### [WHAT YOU WILL DO]
In the passage about no-bake cookie dough bars, reproduce word for word the text between "Allergen-Friendly. These bars" and "eat for breakfast!", inclusive.

I am so excited to be sharing my new favorite easy dessert recipe with you today, No-Bake Cookie Dough Bars. I’ve been making these healthy treats for the last couple months, and literally everyone has loved them, from junk food addicts and omnivores to health-conscious vegans and food snobs (hello, that last one is me).

It’s not surprising that everyone who has tried these has absolutely loved them because…what’s not to love? This recipe features a vegan, gluten-free, and nut-free cookie dough that is not only healthy and safe to eat but also tastes like real cookie dough! Then the cookie dough is turned into bar form and drizzled with melted chocolate! Are you drooling yet?

And these cookie dough bars couldn’t be simpler to make! The dough takes 5 minutes to come together in the food processor and they require no baking, making them a perfect summer dessert idea.

no-bake cookie dough bars food photography

6 main ingredients. Yep, that’s it! This recipe is so easy and accessible.

I can be skeptical of recipes that have just a handful of ingredients because that often means they skimp on flavor or texture, but you really don’t need more than these basic six ingredients to make these delicious cookie dough bars!

No baking required. Whether baking intimidates you or you’re just looking for a quick, easy, and foolproof treat, this is the recipe for you! The food processor does 95% of the work for you and it’s so easy that even young kids can help.

Cookie dough but better for you. Everyone loves edible cookie dough, but unfortunately most versions are not very healthy. In contrast, these bars feature healthy ingredients like tahini, oats, maple syrup, and vegan chocolate chips, so they’re so much better for you but they still taste just like cookie dough.

Allergen-Friendly. These bars are free of dairy, gluten, nuts, soy, and oil, so they make an excellent allergen friendly treat, whether you’re packing them in your kids’ lunch boxes for school or bringing them over to a potluck.

Ingredient Rundown

Medjool Dates. These sweet and sticky gems are going to help sweeten the dough and also bring it together. The stickiness of the dates, in part, makes the addition of oil unnecessary. Be sure to use soft Medjool dates for the best possible texture.

If you can’t find Medjool dates in your local grocery store, you can find them on Amazon.

Rolled oats / Oat flour. If you can believe it, oats are actually the primary ingredient in this cookie dough! Which is could why I say these cookie dough bars are healthy enough to eat for breakfast!

You have two options: (1) blitz old-fashioned rolled oats in a food processor until they’re finely ground or (2) use store-bought oat flour. The benefit of the store-bought variety is that it’s more finely ground than you can do at home, so the consistency of the bars will be smoother and finer. That said, I make my own oat flour because it’s cheaper and so quick, and the bars still come out delicious.

### [DATA LINES]
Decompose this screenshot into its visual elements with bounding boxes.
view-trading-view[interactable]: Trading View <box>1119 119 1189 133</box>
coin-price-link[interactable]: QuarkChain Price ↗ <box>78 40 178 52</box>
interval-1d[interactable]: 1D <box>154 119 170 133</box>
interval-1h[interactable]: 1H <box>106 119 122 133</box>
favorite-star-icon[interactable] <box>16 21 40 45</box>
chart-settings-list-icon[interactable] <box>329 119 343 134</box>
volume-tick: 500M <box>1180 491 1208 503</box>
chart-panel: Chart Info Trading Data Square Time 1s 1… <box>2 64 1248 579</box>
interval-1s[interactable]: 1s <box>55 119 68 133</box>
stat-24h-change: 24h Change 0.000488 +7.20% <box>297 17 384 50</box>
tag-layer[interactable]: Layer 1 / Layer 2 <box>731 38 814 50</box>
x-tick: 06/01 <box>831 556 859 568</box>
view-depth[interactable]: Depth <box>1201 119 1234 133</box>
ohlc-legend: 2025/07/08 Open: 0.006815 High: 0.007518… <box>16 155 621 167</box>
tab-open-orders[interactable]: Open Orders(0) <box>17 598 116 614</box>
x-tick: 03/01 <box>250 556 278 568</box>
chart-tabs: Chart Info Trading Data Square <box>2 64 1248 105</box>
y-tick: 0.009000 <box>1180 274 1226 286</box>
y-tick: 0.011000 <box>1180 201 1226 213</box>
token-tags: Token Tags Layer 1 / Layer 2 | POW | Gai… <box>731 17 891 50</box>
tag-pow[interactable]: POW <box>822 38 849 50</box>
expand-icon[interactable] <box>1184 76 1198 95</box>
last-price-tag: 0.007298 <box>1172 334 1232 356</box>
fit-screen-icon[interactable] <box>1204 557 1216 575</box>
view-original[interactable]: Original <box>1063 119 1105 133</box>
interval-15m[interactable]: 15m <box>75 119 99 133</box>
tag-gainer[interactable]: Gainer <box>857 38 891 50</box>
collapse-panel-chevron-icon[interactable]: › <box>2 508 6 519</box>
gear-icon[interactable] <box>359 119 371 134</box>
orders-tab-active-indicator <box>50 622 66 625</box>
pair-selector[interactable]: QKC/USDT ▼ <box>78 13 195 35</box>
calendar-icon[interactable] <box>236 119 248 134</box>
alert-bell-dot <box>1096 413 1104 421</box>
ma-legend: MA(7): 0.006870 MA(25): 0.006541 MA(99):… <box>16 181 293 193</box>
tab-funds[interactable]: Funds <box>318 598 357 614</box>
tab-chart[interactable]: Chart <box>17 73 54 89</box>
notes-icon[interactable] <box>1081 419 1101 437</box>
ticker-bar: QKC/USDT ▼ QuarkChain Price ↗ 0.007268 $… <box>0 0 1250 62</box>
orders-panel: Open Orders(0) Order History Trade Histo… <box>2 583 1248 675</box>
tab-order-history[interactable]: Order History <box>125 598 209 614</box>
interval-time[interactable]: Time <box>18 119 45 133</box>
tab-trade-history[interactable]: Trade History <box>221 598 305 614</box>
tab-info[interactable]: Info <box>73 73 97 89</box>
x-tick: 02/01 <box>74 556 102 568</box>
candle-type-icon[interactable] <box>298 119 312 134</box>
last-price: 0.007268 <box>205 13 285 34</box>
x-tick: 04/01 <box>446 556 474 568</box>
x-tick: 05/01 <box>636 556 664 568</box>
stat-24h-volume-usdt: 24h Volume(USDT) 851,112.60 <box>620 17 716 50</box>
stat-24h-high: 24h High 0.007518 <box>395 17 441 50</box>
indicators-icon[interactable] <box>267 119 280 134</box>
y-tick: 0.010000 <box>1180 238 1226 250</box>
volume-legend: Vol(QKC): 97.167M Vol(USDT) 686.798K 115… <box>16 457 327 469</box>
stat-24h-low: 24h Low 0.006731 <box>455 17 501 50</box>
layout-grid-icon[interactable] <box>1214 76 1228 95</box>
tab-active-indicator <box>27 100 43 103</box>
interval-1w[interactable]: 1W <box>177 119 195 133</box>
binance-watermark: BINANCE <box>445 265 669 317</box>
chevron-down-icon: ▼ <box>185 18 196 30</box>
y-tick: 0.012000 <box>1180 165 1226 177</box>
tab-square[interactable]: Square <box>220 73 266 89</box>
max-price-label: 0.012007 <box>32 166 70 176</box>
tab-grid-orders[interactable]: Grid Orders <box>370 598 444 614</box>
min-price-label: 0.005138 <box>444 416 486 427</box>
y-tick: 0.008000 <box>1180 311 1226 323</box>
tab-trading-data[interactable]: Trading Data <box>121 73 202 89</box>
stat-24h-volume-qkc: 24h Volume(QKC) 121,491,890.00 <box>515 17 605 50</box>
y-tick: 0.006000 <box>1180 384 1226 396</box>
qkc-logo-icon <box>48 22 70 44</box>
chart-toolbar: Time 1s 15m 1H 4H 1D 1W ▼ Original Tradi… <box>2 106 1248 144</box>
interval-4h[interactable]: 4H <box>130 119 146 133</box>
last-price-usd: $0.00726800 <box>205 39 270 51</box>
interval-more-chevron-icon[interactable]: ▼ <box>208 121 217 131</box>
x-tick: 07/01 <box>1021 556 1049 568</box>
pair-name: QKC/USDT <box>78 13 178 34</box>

### [OUTPUT BELOW]
Allergen-Friendly. These bars are free of dairy, gluten, nuts, soy, and oil, so they make an excellent allergen friendly treat, whether you’re packing them in your kids’ lunch boxes for school or bringing them over to a potluck.

Ingredient Rundown

Medjool Dates. These sweet and sticky gems are going to help sweeten the dough and also bring it together. The stickiness of the dates, in part, makes the addition of oil unnecessary. Be sure to use soft Medjool dates for the best possible texture.

If you can’t find Medjool dates in your local grocery store, you can find them on Amazon.

Rolled oats / Oat flour. If you can believe it, oats are actually the primary ingredient in this cookie dough! Which is could why I say these cookie dough bars are healthy enough to eat for breakfast!